**CHALLENGE**
Please convert the items from the beginning through the line containing "61, 415, 72]", inclusive, into a numbered list, leaving out blank lines.

(Element and coordinate items)
=-=-=-=-=

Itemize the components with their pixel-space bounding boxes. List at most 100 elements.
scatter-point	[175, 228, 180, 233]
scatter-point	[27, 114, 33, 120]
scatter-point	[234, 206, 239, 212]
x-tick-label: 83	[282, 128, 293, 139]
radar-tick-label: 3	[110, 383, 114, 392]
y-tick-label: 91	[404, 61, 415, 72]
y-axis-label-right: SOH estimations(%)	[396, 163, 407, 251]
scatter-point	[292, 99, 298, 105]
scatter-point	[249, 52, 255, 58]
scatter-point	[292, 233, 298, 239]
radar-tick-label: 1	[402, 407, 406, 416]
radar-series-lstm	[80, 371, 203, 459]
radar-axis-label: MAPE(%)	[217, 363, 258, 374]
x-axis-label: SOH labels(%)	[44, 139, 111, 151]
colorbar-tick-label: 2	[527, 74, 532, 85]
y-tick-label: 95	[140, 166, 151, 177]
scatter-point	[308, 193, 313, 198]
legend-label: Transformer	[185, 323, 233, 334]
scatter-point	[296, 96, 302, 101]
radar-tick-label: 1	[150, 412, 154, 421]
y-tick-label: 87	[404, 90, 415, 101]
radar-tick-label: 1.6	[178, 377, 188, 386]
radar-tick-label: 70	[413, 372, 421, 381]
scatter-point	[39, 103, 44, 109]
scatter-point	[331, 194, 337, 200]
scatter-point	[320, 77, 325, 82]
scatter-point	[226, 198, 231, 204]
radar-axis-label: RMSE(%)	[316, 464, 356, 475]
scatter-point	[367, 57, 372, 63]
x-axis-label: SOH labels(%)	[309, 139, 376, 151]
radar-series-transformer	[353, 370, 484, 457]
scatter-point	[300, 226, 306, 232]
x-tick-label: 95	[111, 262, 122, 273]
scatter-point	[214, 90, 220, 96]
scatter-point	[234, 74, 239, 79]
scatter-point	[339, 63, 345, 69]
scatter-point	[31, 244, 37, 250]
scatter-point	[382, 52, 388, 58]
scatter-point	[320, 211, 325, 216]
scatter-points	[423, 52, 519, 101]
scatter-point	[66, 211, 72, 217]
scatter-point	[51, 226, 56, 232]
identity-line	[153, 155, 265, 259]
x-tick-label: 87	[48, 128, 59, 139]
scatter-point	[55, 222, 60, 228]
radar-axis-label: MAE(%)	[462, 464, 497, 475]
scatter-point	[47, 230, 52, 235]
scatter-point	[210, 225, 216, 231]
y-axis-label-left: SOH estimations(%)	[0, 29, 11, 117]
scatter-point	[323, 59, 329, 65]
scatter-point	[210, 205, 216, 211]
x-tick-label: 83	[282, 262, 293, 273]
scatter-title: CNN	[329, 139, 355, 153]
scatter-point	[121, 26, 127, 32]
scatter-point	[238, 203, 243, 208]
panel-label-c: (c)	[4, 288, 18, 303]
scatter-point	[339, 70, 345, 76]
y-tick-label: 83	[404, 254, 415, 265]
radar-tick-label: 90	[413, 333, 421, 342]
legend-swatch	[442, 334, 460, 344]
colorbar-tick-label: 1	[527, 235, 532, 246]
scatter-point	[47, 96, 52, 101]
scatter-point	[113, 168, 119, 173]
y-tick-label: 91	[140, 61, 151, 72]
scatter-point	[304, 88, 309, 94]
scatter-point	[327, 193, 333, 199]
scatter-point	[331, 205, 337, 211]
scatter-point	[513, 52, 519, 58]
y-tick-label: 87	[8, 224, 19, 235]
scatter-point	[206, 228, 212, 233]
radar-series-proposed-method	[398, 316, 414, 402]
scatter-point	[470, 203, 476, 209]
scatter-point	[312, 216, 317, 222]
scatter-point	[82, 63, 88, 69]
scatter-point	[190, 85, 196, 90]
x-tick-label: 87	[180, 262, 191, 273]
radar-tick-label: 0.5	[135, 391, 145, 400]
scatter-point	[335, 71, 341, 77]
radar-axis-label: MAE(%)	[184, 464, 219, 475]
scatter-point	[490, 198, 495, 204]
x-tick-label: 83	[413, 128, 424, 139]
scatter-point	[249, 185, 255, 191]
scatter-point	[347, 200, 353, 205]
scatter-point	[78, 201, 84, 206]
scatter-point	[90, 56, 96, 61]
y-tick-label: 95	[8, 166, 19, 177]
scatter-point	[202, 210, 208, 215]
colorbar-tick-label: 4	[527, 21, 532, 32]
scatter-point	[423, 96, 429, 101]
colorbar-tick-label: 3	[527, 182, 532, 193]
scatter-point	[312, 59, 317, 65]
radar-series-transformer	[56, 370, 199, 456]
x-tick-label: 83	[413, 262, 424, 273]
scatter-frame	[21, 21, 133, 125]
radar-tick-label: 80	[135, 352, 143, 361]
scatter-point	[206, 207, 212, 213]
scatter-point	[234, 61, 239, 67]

=-=-=-=-=

**EXERCISE RESULT**
1. Itemize the components with their pixel-space bounding boxes. List at most 100 elements.
2. scatter-point	[175, 228, 180, 233]
3. scatter-point	[27, 114, 33, 120]
4. scatter-point	[234, 206, 239, 212]
5. x-tick-label: 83	[282, 128, 293, 139]
6. radar-tick-label: 3	[110, 383, 114, 392]
7. y-tick-label: 91	[404, 61, 415, 72]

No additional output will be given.